Required work: Put every line of the listing below into a numbered list, leaving out any blank lines.

━━━ Record list ━━━

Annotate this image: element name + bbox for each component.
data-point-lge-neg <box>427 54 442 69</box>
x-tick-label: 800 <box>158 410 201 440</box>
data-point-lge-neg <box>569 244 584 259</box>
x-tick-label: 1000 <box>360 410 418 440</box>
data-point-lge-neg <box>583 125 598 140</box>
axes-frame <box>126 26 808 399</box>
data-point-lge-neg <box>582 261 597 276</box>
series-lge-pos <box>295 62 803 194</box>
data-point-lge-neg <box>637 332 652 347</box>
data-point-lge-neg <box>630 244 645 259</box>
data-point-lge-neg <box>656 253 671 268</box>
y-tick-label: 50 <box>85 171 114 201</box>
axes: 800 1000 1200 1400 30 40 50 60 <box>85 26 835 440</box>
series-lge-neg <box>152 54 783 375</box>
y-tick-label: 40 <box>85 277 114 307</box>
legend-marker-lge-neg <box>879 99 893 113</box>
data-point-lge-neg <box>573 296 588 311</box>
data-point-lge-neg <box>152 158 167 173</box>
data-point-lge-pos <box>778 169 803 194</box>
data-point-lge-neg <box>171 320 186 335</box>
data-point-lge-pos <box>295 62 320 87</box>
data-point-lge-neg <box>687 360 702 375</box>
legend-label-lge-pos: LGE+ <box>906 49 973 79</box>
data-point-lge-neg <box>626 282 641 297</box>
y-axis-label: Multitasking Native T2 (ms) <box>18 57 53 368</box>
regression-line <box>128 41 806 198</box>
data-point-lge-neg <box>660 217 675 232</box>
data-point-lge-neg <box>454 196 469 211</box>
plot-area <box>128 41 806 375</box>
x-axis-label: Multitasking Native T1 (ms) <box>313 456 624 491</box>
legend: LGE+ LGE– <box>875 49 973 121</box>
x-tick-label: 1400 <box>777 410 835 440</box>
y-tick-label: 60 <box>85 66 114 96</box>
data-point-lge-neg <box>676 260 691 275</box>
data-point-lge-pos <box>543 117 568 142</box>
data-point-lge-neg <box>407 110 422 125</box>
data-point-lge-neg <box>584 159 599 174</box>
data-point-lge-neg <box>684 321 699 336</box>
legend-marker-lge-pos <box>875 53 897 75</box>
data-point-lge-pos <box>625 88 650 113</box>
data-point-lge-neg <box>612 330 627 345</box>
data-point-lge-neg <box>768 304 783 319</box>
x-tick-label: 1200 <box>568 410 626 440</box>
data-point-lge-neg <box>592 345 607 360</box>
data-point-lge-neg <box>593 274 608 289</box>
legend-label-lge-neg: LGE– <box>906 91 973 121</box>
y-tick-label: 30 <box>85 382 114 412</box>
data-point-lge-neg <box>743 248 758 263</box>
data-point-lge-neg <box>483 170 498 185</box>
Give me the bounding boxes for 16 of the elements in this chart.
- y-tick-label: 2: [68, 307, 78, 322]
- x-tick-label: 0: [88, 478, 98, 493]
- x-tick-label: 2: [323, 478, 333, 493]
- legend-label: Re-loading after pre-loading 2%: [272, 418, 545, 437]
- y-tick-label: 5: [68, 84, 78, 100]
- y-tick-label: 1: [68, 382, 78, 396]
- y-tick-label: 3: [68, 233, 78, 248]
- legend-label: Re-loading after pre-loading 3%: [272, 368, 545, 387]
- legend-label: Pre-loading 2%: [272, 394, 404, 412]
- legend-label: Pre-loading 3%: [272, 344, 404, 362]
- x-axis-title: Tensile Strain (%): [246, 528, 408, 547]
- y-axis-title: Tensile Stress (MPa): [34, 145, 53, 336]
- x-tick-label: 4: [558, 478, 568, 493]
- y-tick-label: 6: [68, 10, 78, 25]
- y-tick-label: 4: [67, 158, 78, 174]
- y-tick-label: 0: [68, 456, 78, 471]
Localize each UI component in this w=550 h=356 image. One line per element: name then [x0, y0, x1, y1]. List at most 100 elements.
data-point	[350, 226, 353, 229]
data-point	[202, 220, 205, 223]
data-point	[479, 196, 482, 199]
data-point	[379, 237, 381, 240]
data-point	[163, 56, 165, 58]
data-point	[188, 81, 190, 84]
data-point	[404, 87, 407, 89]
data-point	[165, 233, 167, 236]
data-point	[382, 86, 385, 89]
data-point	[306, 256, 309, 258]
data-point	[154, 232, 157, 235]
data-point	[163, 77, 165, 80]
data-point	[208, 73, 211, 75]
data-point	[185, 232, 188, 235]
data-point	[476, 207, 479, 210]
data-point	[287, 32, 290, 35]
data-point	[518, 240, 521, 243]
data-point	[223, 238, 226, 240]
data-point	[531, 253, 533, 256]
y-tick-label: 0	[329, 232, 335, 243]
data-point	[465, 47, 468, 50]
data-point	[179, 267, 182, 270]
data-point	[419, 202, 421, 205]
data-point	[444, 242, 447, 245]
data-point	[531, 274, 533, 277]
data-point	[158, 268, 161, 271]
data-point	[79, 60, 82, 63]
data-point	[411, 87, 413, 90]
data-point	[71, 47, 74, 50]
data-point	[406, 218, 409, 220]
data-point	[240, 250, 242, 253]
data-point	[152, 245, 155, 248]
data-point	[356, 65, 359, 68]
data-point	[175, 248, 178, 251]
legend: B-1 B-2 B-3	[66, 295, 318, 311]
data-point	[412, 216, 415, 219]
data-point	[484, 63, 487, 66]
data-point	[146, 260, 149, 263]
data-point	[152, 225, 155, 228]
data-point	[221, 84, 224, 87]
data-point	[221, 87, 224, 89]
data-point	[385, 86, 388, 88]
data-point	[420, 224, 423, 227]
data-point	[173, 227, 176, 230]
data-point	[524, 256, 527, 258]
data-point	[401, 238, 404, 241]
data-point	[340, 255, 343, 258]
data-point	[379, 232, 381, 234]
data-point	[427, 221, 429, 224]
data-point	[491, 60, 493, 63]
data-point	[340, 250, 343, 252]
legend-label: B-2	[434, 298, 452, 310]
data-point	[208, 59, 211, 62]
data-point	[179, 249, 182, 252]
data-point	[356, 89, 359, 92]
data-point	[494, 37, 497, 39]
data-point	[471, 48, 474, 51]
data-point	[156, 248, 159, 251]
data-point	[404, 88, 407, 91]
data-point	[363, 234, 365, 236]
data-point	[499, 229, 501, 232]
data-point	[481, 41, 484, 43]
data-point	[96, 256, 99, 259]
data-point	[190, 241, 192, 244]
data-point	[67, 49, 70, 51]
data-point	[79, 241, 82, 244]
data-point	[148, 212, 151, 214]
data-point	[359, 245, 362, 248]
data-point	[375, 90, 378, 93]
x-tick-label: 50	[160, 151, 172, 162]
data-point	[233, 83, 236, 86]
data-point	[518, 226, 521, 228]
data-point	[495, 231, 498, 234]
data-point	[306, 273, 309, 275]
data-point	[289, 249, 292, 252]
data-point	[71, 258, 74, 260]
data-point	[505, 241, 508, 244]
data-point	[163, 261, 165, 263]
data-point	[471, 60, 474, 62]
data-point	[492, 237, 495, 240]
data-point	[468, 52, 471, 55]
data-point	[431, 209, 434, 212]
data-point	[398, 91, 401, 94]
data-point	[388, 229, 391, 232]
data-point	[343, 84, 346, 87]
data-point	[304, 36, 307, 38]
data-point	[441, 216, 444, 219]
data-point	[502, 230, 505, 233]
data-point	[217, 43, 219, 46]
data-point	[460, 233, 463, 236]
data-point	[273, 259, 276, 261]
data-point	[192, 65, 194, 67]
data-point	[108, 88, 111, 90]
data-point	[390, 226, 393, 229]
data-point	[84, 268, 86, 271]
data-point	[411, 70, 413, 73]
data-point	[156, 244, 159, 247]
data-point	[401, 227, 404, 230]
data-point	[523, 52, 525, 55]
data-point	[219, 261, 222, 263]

━━━

Written response:
1. Annotate this image: element name + bbox for each component.
2. data-point-lge-neg <box>427 54 442 69</box>
3. x-tick-label: 800 <box>158 410 201 440</box>
4. data-point-lge-neg <box>569 244 584 259</box>
5. x-tick-label: 1000 <box>360 410 418 440</box>
6. data-point-lge-neg <box>583 125 598 140</box>
7. axes-frame <box>126 26 808 399</box>
8. data-point-lge-neg <box>582 261 597 276</box>
9. series-lge-pos <box>295 62 803 194</box>
10. data-point-lge-neg <box>637 332 652 347</box>
11. data-point-lge-neg <box>630 244 645 259</box>
12. data-point-lge-neg <box>656 253 671 268</box>
13. y-tick-label: 50 <box>85 171 114 201</box>
14. axes: 800 1000 1200 1400 30 40 50 60 <box>85 26 835 440</box>
15. series-lge-neg <box>152 54 783 375</box>
16. y-tick-label: 40 <box>85 277 114 307</box>
17. legend-marker-lge-neg <box>879 99 893 113</box>
18. data-point-lge-neg <box>573 296 588 311</box>
19. data-point-lge-neg <box>152 158 167 173</box>
20. data-point-lge-pos <box>778 169 803 194</box>
21. data-point-lge-neg <box>171 320 186 335</box>
22. data-point-lge-pos <box>295 62 320 87</box>
23. data-point-lge-neg <box>687 360 702 375</box>
24. legend-label-lge-pos: LGE+ <box>906 49 973 79</box>
25. data-point-lge-neg <box>626 282 641 297</box>
26. y-axis-label: Multitasking Native T2 (ms) <box>18 57 53 368</box>
27. regression-line <box>128 41 806 198</box>
28. data-point-lge-neg <box>660 217 675 232</box>
29. data-point-lge-neg <box>454 196 469 211</box>
30. plot-area <box>128 41 806 375</box>
31. x-axis-label: Multitasking Native T1 (ms) <box>313 456 624 491</box>
32. legend: LGE+ LGE– <box>875 49 973 121</box>
33. x-tick-label: 1400 <box>777 410 835 440</box>
34. y-tick-label: 60 <box>85 66 114 96</box>
35. data-point-lge-neg <box>676 260 691 275</box>
36. data-point-lge-pos <box>543 117 568 142</box>
37. data-point-lge-neg <box>407 110 422 125</box>
38. data-point-lge-neg <box>584 159 599 174</box>
39. data-point-lge-neg <box>684 321 699 336</box>
40. legend-marker-lge-pos <box>875 53 897 75</box>
41. data-point-lge-pos <box>625 88 650 113</box>
42. data-point-lge-neg <box>612 330 627 345</box>
43. data-point-lge-neg <box>768 304 783 319</box>
44. x-tick-label: 1200 <box>568 410 626 440</box>
45. data-point-lge-neg <box>592 345 607 360</box>
46. data-point-lge-neg <box>593 274 608 289</box>
47. legend-label-lge-neg: LGE– <box>906 91 973 121</box>
48. y-tick-label: 30 <box>85 382 114 412</box>
49. data-point-lge-neg <box>743 248 758 263</box>
50. data-point-lge-neg <box>483 170 498 185</box>
51. Give me the bounding boxes for 16 of the elements in this chart.
52. - y-tick-label: 2: [68, 307, 78, 322]
53. - x-tick-label: 0: [88, 478, 98, 493]
54. - x-tick-label: 2: [323, 478, 333, 493]
55. - legend-label: Re-loading after pre-loading 2%: [272, 418, 545, 437]
56. - y-tick-label: 5: [68, 84, 78, 100]
57. - y-tick-label: 1: [68, 382, 78, 396]
58. - y-tick-label: 3: [68, 233, 78, 248]
59. - legend-label: Re-loading after pre-loading 3%: [272, 368, 545, 387]
60. - legend-label: Pre-loading 2%: [272, 394, 404, 412]
61. - legend-label: Pre-loading 3%: [272, 344, 404, 362]
62. - x-axis-title: Tensile Strain (%): [246, 528, 408, 547]
63. - y-axis-title: Tensile Stress (MPa): [34, 145, 53, 336]
64. - x-tick-label: 4: [558, 478, 568, 493]
65. - y-tick-label: 6: [68, 10, 78, 25]
66. - y-tick-label: 4: [67, 158, 78, 174]
67. - y-tick-label: 0: [68, 456, 78, 471]
68. Localize each UI component in this w=550 h=356 image. One line per element: name then [x0, y0, x1, y1]. List at most 100 elements.
69. data-point	[350, 226, 353, 229]
70. data-point	[202, 220, 205, 223]
71. data-point	[479, 196, 482, 199]
72. data-point	[379, 237, 381, 240]
73. data-point	[163, 56, 165, 58]
74. data-point	[188, 81, 190, 84]
75. data-point	[404, 87, 407, 89]
76. data-point	[165, 233, 167, 236]
77. data-point	[382, 86, 385, 89]
78. data-point	[306, 256, 309, 258]
79. data-point	[154, 232, 157, 235]
80. data-point	[163, 77, 165, 80]
81. data-point	[208, 73, 211, 75]
82. data-point	[185, 232, 188, 235]
83. data-point	[476, 207, 479, 210]
84. data-point	[287, 32, 290, 35]
85. data-point	[518, 240, 521, 243]
86. data-point	[223, 238, 226, 240]
87. data-point	[531, 253, 533, 256]
88. y-tick-label: 0	[329, 232, 335, 243]
89. data-point	[465, 47, 468, 50]
90. data-point	[179, 267, 182, 270]
91. data-point	[419, 202, 421, 205]
92. data-point	[444, 242, 447, 245]
93. data-point	[531, 274, 533, 277]
94. data-point	[158, 268, 161, 271]
95. data-point	[79, 60, 82, 63]
96. data-point	[411, 87, 413, 90]
97. data-point	[71, 47, 74, 50]
98. data-point	[406, 218, 409, 220]
99. data-point	[240, 250, 242, 253]
100. data-point	[152, 245, 155, 248]
101. data-point	[356, 65, 359, 68]
102. data-point	[175, 248, 178, 251]
103. legend: B-1 B-2 B-3	[66, 295, 318, 311]
104. data-point	[412, 216, 415, 219]
105. data-point	[484, 63, 487, 66]
106. data-point	[146, 260, 149, 263]
107. data-point	[152, 225, 155, 228]
108. data-point	[221, 84, 224, 87]
109. data-point	[221, 87, 224, 89]
110. data-point	[385, 86, 388, 88]
111. data-point	[420, 224, 423, 227]
112. data-point	[173, 227, 176, 230]
113. data-point	[524, 256, 527, 258]
114. data-point	[401, 238, 404, 241]
115. data-point	[340, 255, 343, 258]
116. data-point	[379, 232, 381, 234]
117. data-point	[427, 221, 429, 224]
118. data-point	[491, 60, 493, 63]
119. data-point	[340, 250, 343, 252]
120. legend-label: B-2	[434, 298, 452, 310]
121. data-point	[208, 59, 211, 62]
122. data-point	[179, 249, 182, 252]
123. data-point	[356, 89, 359, 92]
124. data-point	[494, 37, 497, 39]
125. data-point	[471, 48, 474, 51]
126. data-point	[156, 248, 159, 251]
127. data-point	[404, 88, 407, 91]
128. data-point	[363, 234, 365, 236]
129. data-point	[499, 229, 501, 232]
130. data-point	[481, 41, 484, 43]
131. data-point	[96, 256, 99, 259]
132. data-point	[190, 241, 192, 244]
133. data-point	[67, 49, 70, 51]
134. data-point	[79, 241, 82, 244]
135. data-point	[148, 212, 151, 214]
136. data-point	[359, 245, 362, 248]
137. data-point	[375, 90, 378, 93]
138. x-tick-label: 50	[160, 151, 172, 162]
139. data-point	[233, 83, 236, 86]
140. data-point	[518, 226, 521, 228]
141. data-point	[495, 231, 498, 234]
142. data-point	[306, 273, 309, 275]
143. data-point	[289, 249, 292, 252]
144. data-point	[71, 258, 74, 260]
145. data-point	[505, 241, 508, 244]
146. data-point	[163, 261, 165, 263]
147. data-point	[471, 60, 474, 62]
148. data-point	[492, 237, 495, 240]
149. data-point	[468, 52, 471, 55]
150. data-point	[431, 209, 434, 212]
151. data-point	[398, 91, 401, 94]
152. data-point	[388, 229, 391, 232]
153. data-point	[343, 84, 346, 87]
154. data-point	[304, 36, 307, 38]
155. data-point	[441, 216, 444, 219]
156. data-point	[502, 230, 505, 233]
157. data-point	[217, 43, 219, 46]
158. data-point	[460, 233, 463, 236]
159. data-point	[273, 259, 276, 261]
160. data-point	[192, 65, 194, 67]
161. data-point	[108, 88, 111, 90]
162. data-point	[390, 226, 393, 229]
163. data-point	[84, 268, 86, 271]
164. data-point	[411, 70, 413, 73]
165. data-point	[156, 244, 159, 247]
166. data-point	[401, 227, 404, 230]
167. data-point	[523, 52, 525, 55]
168. data-point	[219, 261, 222, 263]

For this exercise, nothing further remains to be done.